## [EXERCISE]
Show each line of the data below that has the string "First" in it.
## begin DATA EXCERPTS
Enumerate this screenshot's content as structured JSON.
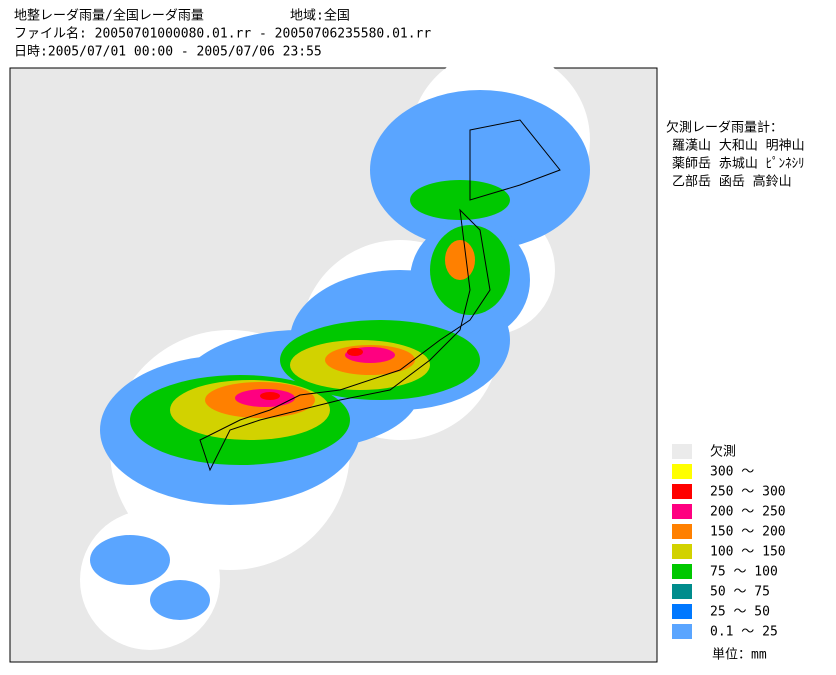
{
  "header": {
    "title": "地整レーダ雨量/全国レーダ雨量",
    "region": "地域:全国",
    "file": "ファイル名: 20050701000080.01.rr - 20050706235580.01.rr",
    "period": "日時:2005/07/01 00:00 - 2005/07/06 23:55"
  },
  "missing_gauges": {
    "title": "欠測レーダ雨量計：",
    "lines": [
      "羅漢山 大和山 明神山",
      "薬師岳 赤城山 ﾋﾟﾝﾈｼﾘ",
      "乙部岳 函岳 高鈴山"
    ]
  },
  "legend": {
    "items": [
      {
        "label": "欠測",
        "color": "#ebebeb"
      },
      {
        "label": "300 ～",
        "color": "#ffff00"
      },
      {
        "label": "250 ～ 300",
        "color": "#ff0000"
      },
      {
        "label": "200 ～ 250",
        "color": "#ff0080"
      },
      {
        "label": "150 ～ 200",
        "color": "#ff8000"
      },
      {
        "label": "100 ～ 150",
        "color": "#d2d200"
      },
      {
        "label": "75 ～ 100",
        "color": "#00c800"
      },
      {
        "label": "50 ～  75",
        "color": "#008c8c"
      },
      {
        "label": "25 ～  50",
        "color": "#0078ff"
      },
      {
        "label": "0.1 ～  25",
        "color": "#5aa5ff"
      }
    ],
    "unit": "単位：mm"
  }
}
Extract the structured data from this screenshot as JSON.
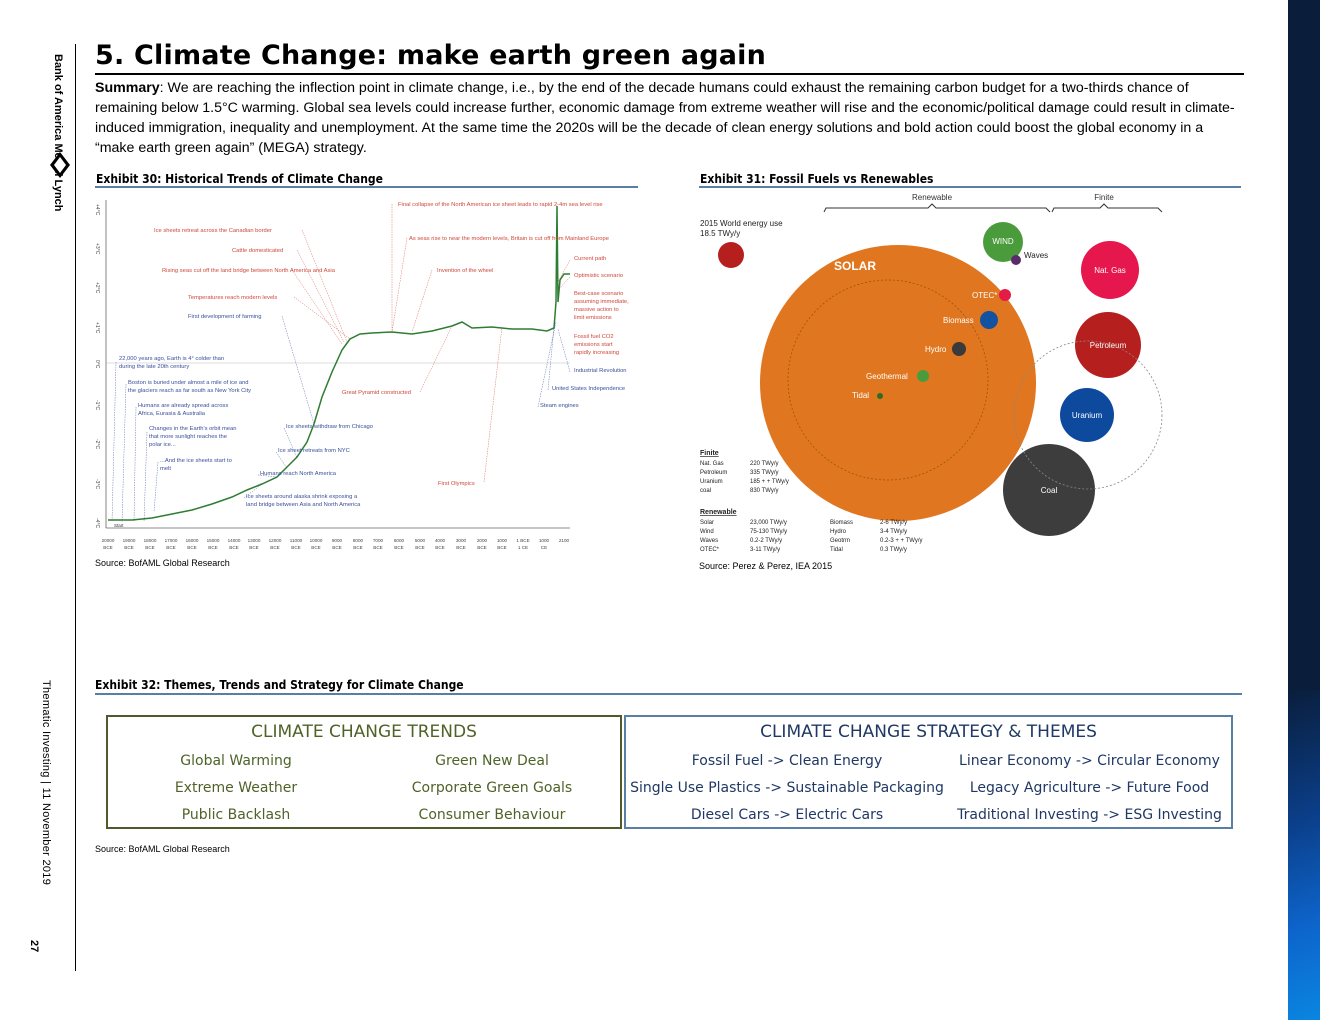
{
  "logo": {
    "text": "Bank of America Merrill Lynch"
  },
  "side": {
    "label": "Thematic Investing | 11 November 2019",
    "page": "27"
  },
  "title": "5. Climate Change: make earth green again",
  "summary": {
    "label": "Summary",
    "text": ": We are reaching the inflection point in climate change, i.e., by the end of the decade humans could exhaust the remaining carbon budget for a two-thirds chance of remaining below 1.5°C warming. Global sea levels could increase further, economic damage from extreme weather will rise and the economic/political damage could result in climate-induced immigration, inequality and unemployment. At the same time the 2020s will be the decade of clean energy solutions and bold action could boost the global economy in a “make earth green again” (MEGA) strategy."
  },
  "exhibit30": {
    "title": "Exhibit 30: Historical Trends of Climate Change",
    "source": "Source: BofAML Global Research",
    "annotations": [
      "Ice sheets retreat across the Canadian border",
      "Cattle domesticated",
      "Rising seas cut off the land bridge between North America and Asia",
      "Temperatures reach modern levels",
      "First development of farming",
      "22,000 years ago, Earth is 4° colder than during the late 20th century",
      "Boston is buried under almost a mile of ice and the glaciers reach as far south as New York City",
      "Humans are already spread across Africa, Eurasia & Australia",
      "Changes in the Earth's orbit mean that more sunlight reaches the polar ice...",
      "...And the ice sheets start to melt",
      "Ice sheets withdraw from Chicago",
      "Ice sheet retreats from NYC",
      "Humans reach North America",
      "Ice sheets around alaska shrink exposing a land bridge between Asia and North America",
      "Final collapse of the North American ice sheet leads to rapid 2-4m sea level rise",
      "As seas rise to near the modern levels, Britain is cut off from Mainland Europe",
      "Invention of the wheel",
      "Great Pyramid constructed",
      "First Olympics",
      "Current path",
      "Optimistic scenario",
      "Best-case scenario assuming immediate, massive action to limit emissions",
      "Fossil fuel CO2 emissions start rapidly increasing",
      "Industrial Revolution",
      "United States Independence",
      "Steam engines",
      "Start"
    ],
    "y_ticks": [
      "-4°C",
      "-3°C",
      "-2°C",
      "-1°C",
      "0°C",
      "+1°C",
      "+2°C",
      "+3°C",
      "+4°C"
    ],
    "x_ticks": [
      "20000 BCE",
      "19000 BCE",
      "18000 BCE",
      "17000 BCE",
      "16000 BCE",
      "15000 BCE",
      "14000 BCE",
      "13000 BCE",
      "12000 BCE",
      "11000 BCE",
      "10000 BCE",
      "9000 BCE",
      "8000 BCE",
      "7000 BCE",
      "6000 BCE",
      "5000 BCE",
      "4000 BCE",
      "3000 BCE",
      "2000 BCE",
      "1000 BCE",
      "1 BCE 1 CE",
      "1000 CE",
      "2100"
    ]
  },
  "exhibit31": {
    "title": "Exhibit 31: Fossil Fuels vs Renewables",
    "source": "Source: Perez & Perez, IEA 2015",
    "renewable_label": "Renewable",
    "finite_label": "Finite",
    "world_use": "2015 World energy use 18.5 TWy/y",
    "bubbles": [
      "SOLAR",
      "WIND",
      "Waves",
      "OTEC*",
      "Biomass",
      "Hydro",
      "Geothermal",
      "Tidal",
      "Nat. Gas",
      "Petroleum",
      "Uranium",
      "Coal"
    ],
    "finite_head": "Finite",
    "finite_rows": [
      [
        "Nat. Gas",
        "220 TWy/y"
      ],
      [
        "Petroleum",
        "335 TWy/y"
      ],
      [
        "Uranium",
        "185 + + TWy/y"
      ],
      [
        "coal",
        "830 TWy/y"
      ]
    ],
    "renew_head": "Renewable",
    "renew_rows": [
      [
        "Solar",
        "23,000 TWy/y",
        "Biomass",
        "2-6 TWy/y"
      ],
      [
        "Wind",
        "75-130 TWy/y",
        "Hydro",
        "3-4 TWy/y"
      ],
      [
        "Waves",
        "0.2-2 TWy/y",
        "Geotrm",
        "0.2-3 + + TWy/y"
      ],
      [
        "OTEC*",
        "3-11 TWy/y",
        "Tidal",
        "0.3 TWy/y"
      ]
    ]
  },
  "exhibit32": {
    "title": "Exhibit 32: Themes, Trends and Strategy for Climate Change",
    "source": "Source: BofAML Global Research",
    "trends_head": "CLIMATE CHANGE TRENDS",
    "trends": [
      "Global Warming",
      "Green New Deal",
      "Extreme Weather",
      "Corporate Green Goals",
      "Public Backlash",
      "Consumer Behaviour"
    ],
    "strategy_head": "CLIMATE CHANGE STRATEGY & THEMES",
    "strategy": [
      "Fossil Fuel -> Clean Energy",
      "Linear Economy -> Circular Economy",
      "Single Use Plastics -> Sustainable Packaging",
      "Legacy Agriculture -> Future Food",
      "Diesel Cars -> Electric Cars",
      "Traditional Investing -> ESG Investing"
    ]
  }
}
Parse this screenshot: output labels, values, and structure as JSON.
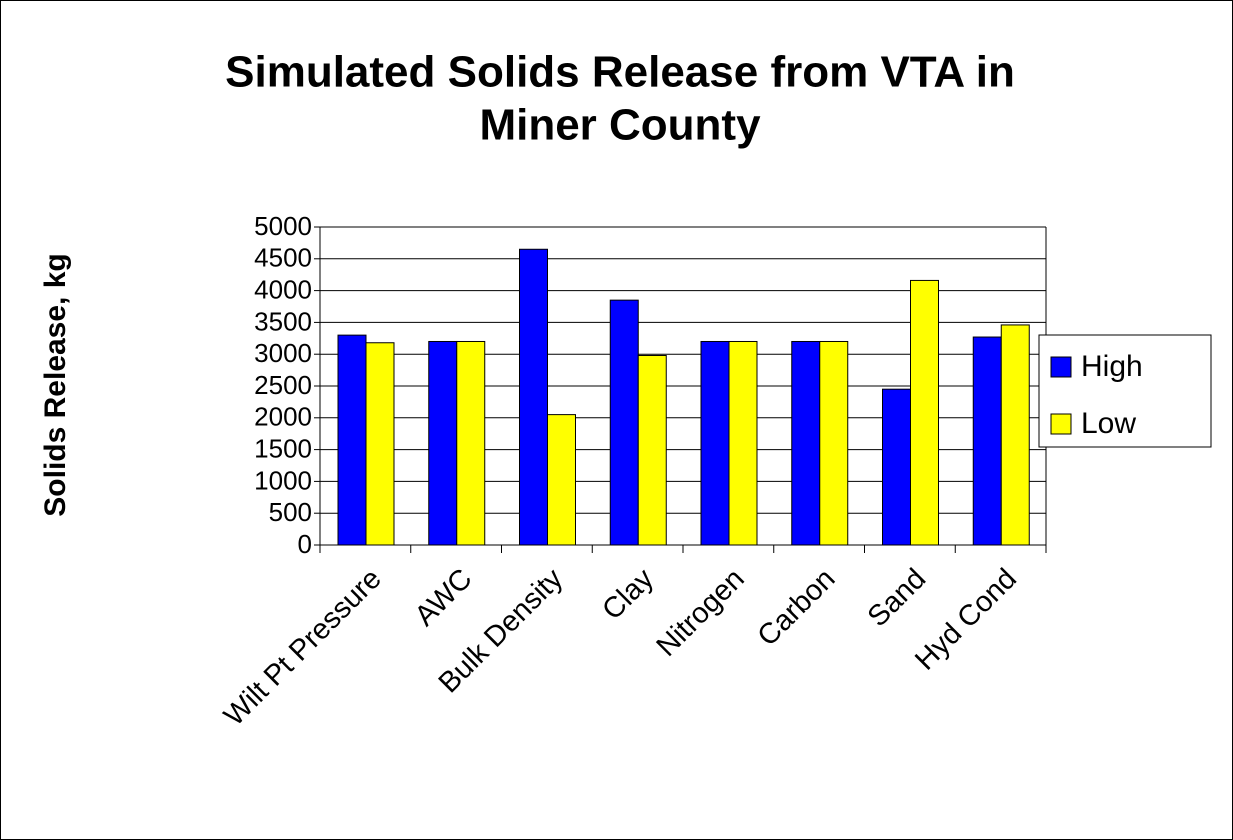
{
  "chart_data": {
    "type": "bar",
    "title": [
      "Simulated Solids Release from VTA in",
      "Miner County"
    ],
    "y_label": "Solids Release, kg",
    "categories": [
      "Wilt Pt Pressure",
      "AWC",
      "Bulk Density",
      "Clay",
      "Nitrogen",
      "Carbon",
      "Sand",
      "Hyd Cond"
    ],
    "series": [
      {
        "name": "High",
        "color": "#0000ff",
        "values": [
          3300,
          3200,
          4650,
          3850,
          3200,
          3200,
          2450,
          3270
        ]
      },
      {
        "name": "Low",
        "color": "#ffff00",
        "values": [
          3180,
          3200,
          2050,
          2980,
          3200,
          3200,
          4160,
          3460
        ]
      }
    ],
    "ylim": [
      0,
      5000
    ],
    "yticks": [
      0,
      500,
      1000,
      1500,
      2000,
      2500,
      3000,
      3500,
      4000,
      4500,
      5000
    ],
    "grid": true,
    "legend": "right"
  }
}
## end DATA EXCERPTS
## [FINAL ANSWER]
      "First development of farming",
      "First Olympics",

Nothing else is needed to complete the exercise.